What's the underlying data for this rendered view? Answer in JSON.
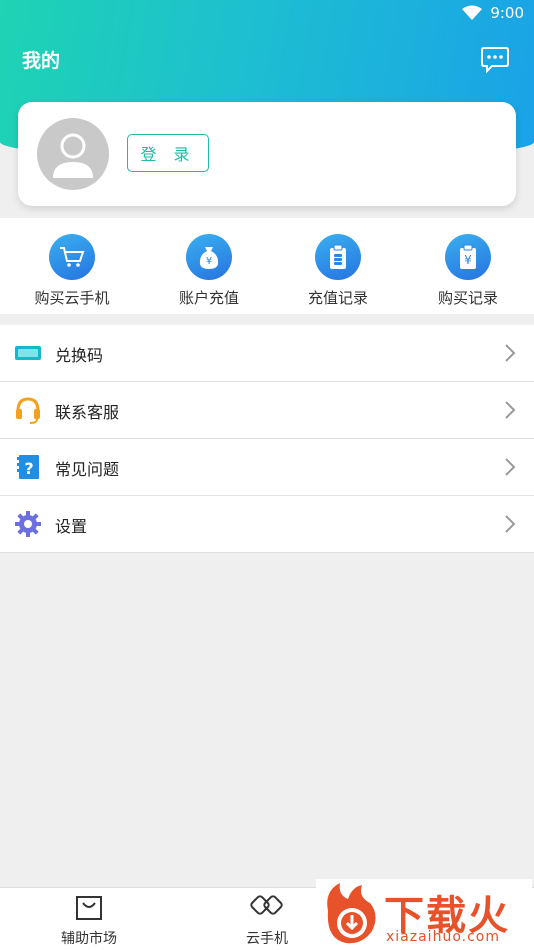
{
  "status_bar": {
    "time": "9:00",
    "wifi_icon": "wifi-icon"
  },
  "header": {
    "title": "我的",
    "message_icon": "chat-bubble-icon"
  },
  "profile": {
    "avatar_icon": "user-avatar-icon",
    "login_label": "登 录"
  },
  "quick_actions": [
    {
      "label": "购买云手机",
      "icon": "cart-icon"
    },
    {
      "label": "账户充值",
      "icon": "money-bag-icon"
    },
    {
      "label": "充值记录",
      "icon": "coin-clipboard-icon"
    },
    {
      "label": "购买记录",
      "icon": "yen-clipboard-icon"
    }
  ],
  "menu": [
    {
      "label": "兑换码",
      "icon": "ticket-icon"
    },
    {
      "label": "联系客服",
      "icon": "headset-icon"
    },
    {
      "label": "常见问题",
      "icon": "question-book-icon"
    },
    {
      "label": "设置",
      "icon": "gear-icon"
    }
  ],
  "bottom_nav": [
    {
      "label": "辅助市场",
      "icon": "bag-icon"
    },
    {
      "label": "云手机",
      "icon": "cloud-phone-icon"
    }
  ],
  "watermark": {
    "text": "下载火",
    "url": "xiazaihuo.com"
  },
  "colors": {
    "accent": "#22b9a6",
    "header_start": "#1fd3b3",
    "header_end": "#1aa2e8",
    "icon_blue": "#2a86e6",
    "watermark": "#e8522b"
  }
}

..............................

> _Problem_:
Retype the entries word for word. Omit any images.

> _Task response_:
What's the underlying data for this rendered view? Answer in JSON.
{
  "status_bar": {
    "time": "9:00",
    "wifi_icon": "wifi-icon"
  },
  "header": {
    "title": "我的",
    "message_icon": "chat-bubble-icon"
  },
  "profile": {
    "avatar_icon": "user-avatar-icon",
    "login_label": "登 录"
  },
  "quick_actions": [
    {
      "label": "购买云手机",
      "icon": "cart-icon"
    },
    {
      "label": "账户充值",
      "icon": "money-bag-icon"
    },
    {
      "label": "充值记录",
      "icon": "coin-clipboard-icon"
    },
    {
      "label": "购买记录",
      "icon": "yen-clipboard-icon"
    }
  ],
  "menu": [
    {
      "label": "兑换码",
      "icon": "ticket-icon"
    },
    {
      "label": "联系客服",
      "icon": "headset-icon"
    },
    {
      "label": "常见问题",
      "icon": "question-book-icon"
    },
    {
      "label": "设置",
      "icon": "gear-icon"
    }
  ],
  "bottom_nav": [
    {
      "label": "辅助市场",
      "icon": "bag-icon"
    },
    {
      "label": "云手机",
      "icon": "cloud-phone-icon"
    }
  ],
  "watermark": {
    "text": "下载火",
    "url": "xiazaihuo.com"
  },
  "colors": {
    "accent": "#22b9a6",
    "header_start": "#1fd3b3",
    "header_end": "#1aa2e8",
    "icon_blue": "#2a86e6",
    "watermark": "#e8522b"
  }
}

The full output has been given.